→ Directions
Comb through the entries for "JSON" and pull out each line that holds it.

[Entries taken from a collection]
^^^^

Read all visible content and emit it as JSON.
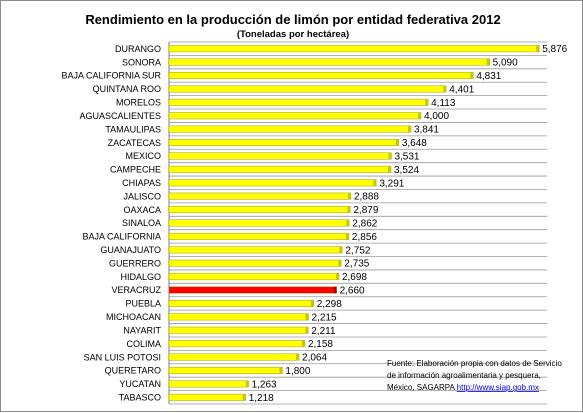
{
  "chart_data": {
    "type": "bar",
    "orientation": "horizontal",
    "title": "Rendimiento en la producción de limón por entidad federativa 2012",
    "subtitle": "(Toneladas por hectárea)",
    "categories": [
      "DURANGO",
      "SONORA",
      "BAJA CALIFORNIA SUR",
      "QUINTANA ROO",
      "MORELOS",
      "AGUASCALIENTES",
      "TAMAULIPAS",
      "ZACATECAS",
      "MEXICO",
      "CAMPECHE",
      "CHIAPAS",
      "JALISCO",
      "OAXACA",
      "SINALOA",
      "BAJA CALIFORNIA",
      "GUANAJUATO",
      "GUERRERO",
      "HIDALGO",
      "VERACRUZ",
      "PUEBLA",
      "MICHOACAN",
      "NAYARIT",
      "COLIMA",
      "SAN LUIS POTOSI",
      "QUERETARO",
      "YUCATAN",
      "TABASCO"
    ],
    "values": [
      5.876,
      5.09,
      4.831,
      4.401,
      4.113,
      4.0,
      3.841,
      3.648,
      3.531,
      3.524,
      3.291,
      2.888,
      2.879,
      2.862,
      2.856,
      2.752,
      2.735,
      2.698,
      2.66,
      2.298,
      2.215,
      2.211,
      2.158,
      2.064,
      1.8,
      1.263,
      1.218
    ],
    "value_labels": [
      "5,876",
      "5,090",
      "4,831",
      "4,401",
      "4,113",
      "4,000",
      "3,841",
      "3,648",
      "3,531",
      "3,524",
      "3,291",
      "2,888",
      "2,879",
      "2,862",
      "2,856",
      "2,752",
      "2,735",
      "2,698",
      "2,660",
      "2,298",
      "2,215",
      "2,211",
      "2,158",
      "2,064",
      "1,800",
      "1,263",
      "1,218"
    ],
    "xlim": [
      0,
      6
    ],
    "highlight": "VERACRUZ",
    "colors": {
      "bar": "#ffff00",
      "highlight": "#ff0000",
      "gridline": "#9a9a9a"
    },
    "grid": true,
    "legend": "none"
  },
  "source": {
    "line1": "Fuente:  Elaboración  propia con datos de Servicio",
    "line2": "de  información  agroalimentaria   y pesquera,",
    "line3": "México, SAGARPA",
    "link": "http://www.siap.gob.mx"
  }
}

^^^^

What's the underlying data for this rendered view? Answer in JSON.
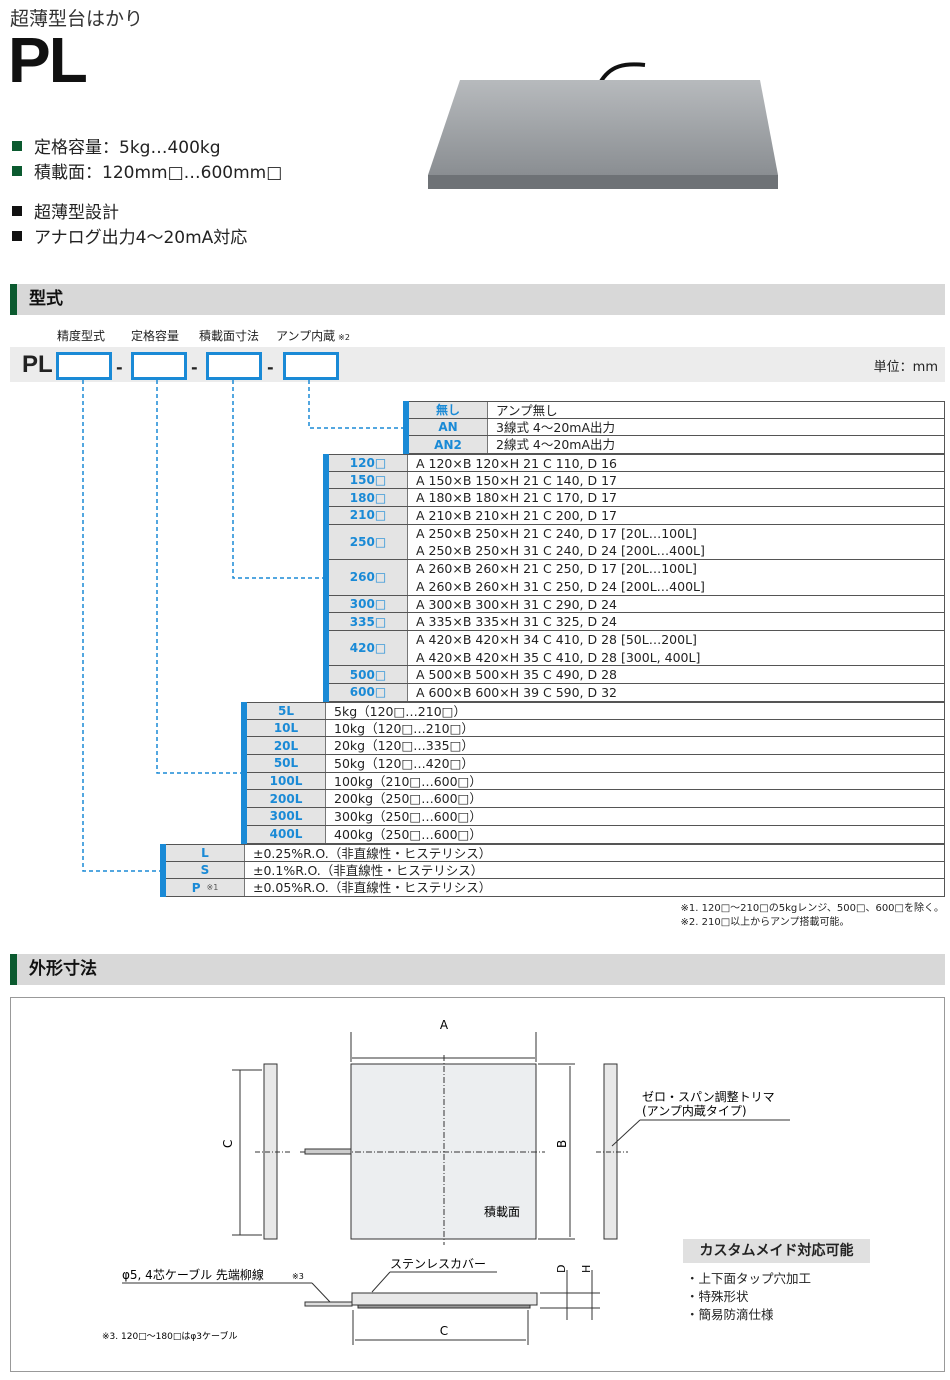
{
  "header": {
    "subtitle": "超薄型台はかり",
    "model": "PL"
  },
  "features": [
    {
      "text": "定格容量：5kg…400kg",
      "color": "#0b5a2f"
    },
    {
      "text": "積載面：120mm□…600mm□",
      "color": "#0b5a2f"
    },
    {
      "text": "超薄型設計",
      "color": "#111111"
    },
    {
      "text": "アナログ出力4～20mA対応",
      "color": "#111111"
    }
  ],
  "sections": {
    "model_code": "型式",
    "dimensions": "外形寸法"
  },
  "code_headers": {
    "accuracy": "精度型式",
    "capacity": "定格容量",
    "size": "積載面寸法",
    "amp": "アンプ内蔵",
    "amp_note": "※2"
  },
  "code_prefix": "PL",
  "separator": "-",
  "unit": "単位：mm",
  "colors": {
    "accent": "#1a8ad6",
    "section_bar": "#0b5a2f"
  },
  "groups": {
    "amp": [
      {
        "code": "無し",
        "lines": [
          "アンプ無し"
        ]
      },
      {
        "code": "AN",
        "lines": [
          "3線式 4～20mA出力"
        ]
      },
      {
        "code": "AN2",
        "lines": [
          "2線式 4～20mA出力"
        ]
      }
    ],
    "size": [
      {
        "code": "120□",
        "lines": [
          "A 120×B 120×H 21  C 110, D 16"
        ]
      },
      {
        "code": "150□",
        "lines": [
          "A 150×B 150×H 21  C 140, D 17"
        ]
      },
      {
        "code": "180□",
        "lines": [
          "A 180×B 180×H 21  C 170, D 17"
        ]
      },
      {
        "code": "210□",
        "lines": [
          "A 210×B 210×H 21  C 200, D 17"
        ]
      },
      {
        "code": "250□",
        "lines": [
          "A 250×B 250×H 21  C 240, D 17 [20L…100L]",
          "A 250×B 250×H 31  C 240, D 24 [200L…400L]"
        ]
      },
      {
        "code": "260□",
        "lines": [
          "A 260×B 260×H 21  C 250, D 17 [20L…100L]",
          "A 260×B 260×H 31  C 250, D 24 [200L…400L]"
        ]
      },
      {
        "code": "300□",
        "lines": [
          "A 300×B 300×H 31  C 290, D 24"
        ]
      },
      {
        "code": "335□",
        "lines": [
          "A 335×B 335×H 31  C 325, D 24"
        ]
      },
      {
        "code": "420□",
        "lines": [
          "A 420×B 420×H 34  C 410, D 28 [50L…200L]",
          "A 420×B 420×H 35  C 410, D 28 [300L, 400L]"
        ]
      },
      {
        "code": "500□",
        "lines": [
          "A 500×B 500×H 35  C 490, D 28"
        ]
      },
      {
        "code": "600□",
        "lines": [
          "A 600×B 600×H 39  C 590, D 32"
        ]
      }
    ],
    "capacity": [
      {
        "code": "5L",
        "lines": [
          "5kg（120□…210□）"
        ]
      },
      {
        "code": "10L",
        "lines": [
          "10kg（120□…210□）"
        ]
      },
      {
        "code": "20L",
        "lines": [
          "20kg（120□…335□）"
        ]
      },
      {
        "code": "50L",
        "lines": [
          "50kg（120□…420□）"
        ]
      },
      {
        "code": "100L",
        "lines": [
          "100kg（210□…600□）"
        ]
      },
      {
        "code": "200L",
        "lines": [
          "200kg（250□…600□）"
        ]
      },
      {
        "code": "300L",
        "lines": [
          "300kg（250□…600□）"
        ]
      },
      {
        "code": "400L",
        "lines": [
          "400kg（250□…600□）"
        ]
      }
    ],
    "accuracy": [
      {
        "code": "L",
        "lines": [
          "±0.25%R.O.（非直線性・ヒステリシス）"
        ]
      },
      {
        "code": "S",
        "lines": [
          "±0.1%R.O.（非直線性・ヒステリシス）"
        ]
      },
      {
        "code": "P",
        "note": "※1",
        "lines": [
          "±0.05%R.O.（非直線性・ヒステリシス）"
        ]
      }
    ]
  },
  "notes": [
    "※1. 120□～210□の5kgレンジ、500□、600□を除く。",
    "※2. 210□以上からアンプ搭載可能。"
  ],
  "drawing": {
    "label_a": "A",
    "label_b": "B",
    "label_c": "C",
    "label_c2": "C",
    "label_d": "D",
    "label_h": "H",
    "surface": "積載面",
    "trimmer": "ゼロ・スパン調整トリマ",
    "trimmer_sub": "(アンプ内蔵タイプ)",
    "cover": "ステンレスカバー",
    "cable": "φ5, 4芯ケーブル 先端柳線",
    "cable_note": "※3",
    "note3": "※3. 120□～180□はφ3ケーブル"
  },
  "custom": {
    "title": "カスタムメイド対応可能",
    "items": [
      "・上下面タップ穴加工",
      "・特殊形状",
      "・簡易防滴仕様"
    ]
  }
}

^^^^

→ Solution
Read all visible content and emit it as JSON.
What's the underlying data for this rendered view? Answer in JSON.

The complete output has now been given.